◆ OBJECTIVE ◆
Output the material below in its entirety, exactly as given.

◆ MATERIAL FOR THIS EXERCISE ◆
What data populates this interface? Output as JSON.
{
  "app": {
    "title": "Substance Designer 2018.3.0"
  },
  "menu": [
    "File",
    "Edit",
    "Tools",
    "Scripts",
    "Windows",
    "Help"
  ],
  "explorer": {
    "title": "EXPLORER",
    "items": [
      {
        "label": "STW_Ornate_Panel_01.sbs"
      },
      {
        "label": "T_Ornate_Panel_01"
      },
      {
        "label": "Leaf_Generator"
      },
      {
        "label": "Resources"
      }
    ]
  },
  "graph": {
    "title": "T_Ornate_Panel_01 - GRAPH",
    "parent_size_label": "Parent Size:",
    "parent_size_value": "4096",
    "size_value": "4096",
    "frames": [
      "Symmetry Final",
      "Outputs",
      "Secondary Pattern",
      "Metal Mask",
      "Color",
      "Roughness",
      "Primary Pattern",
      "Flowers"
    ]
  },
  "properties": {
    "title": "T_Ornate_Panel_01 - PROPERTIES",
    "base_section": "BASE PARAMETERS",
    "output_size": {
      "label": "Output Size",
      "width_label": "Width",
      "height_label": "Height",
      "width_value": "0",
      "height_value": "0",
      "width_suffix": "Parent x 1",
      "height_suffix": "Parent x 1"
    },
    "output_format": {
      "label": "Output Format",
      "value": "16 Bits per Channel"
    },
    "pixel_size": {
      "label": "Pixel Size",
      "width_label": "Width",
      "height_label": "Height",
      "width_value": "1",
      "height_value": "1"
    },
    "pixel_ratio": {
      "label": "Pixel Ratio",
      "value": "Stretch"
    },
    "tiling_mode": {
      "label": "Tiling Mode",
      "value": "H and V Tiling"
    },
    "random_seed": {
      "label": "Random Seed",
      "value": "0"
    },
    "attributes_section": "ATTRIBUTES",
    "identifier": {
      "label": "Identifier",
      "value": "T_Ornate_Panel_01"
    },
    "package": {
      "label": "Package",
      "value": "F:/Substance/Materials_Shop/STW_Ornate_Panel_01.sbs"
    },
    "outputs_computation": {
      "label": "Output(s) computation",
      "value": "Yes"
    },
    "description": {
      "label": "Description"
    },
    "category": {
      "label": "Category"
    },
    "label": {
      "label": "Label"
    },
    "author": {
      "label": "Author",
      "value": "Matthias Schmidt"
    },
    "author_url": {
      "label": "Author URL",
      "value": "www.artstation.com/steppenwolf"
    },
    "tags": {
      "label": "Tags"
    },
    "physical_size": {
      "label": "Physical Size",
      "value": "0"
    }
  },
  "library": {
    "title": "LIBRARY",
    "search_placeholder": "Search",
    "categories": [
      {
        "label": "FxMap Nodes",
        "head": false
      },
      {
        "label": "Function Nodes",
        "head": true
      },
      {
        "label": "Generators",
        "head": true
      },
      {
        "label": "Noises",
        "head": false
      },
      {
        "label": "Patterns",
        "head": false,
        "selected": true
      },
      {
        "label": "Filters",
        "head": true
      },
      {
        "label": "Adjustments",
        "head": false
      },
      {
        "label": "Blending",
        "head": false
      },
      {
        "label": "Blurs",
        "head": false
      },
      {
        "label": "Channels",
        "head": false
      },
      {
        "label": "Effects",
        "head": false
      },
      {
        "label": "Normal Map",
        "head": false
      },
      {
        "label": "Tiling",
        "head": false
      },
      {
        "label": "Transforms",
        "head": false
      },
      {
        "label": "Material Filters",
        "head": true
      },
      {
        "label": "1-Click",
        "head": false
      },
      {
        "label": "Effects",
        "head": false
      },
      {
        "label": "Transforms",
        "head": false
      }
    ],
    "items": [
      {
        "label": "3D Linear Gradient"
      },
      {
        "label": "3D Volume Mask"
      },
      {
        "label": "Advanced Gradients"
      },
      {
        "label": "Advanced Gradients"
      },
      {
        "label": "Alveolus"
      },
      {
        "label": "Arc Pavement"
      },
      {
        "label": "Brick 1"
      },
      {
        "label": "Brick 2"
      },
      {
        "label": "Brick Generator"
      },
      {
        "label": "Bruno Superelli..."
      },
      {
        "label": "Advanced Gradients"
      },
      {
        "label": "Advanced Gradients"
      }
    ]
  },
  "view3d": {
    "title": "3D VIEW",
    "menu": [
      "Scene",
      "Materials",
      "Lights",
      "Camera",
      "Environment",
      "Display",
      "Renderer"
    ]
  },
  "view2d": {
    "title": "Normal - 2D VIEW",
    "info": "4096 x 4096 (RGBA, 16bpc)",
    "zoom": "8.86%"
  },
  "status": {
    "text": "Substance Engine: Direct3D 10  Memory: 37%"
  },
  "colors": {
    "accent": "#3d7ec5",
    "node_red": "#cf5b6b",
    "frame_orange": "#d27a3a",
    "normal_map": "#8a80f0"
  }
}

◆ ANSWER BELOW ◆
What data populates this interface? Output as JSON.
{
  "app": {
    "title": "Substance Designer 2018.3.0"
  },
  "menu": [
    "File",
    "Edit",
    "Tools",
    "Scripts",
    "Windows",
    "Help"
  ],
  "explorer": {
    "title": "EXPLORER",
    "items": [
      {
        "label": "STW_Ornate_Panel_01.sbs"
      },
      {
        "label": "T_Ornate_Panel_01"
      },
      {
        "label": "Leaf_Generator"
      },
      {
        "label": "Resources"
      }
    ]
  },
  "graph": {
    "title": "T_Ornate_Panel_01 - GRAPH",
    "parent_size_label": "Parent Size:",
    "parent_size_value": "4096",
    "size_value": "4096",
    "frames": [
      "Symmetry Final",
      "Outputs",
      "Secondary Pattern",
      "Metal Mask",
      "Color",
      "Roughness",
      "Primary Pattern",
      "Flowers"
    ]
  },
  "properties": {
    "title": "T_Ornate_Panel_01 - PROPERTIES",
    "base_section": "BASE PARAMETERS",
    "output_size": {
      "label": "Output Size",
      "width_label": "Width",
      "height_label": "Height",
      "width_value": "0",
      "height_value": "0",
      "width_suffix": "Parent x 1",
      "height_suffix": "Parent x 1"
    },
    "output_format": {
      "label": "Output Format",
      "value": "16 Bits per Channel"
    },
    "pixel_size": {
      "label": "Pixel Size",
      "width_label": "Width",
      "height_label": "Height",
      "width_value": "1",
      "height_value": "1"
    },
    "pixel_ratio": {
      "label": "Pixel Ratio",
      "value": "Stretch"
    },
    "tiling_mode": {
      "label": "Tiling Mode",
      "value": "H and V Tiling"
    },
    "random_seed": {
      "label": "Random Seed",
      "value": "0"
    },
    "attributes_section": "ATTRIBUTES",
    "identifier": {
      "label": "Identifier",
      "value": "T_Ornate_Panel_01"
    },
    "package": {
      "label": "Package",
      "value": "F:/Substance/Materials_Shop/STW_Ornate_Panel_01.sbs"
    },
    "outputs_computation": {
      "label": "Output(s) computation",
      "value": "Yes"
    },
    "description": {
      "label": "Description"
    },
    "category": {
      "label": "Category"
    },
    "label": {
      "label": "Label"
    },
    "author": {
      "label": "Author",
      "value": "Matthias Schmidt"
    },
    "author_url": {
      "label": "Author URL",
      "value": "www.artstation.com/steppenwolf"
    },
    "tags": {
      "label": "Tags"
    },
    "physical_size": {
      "label": "Physical Size",
      "value": "0"
    }
  },
  "library": {
    "title": "LIBRARY",
    "search_placeholder": "Search",
    "categories": [
      {
        "label": "FxMap Nodes",
        "head": false
      },
      {
        "label": "Function Nodes",
        "head": true
      },
      {
        "label": "Generators",
        "head": true
      },
      {
        "label": "Noises",
        "head": false
      },
      {
        "label": "Patterns",
        "head": false,
        "selected": true
      },
      {
        "label": "Filters",
        "head": true
      },
      {
        "label": "Adjustments",
        "head": false
      },
      {
        "label": "Blending",
        "head": false
      },
      {
        "label": "Blurs",
        "head": false
      },
      {
        "label": "Channels",
        "head": false
      },
      {
        "label": "Effects",
        "head": false
      },
      {
        "label": "Normal Map",
        "head": false
      },
      {
        "label": "Tiling",
        "head": false
      },
      {
        "label": "Transforms",
        "head": false
      },
      {
        "label": "Material Filters",
        "head": true
      },
      {
        "label": "1-Click",
        "head": false
      },
      {
        "label": "Effects",
        "head": false
      },
      {
        "label": "Transforms",
        "head": false
      }
    ],
    "items": [
      {
        "label": "3D Linear Gradient"
      },
      {
        "label": "3D Volume Mask"
      },
      {
        "label": "Advanced Gradients"
      },
      {
        "label": "Advanced Gradients"
      },
      {
        "label": "Alveolus"
      },
      {
        "label": "Arc Pavement"
      },
      {
        "label": "Brick 1"
      },
      {
        "label": "Brick 2"
      },
      {
        "label": "Brick Generator"
      },
      {
        "label": "Bruno Superelli..."
      },
      {
        "label": "Advanced Gradients"
      },
      {
        "label": "Advanced Gradients"
      }
    ]
  },
  "view3d": {
    "title": "3D VIEW",
    "menu": [
      "Scene",
      "Materials",
      "Lights",
      "Camera",
      "Environment",
      "Display",
      "Renderer"
    ]
  },
  "view2d": {
    "title": "Normal - 2D VIEW",
    "info": "4096 x 4096 (RGBA, 16bpc)",
    "zoom": "8.86%"
  },
  "status": {
    "text": "Substance Engine: Direct3D 10  Memory: 37%"
  },
  "colors": {
    "accent": "#3d7ec5",
    "node_red": "#cf5b6b",
    "frame_orange": "#d27a3a",
    "normal_map": "#8a80f0"
  }
}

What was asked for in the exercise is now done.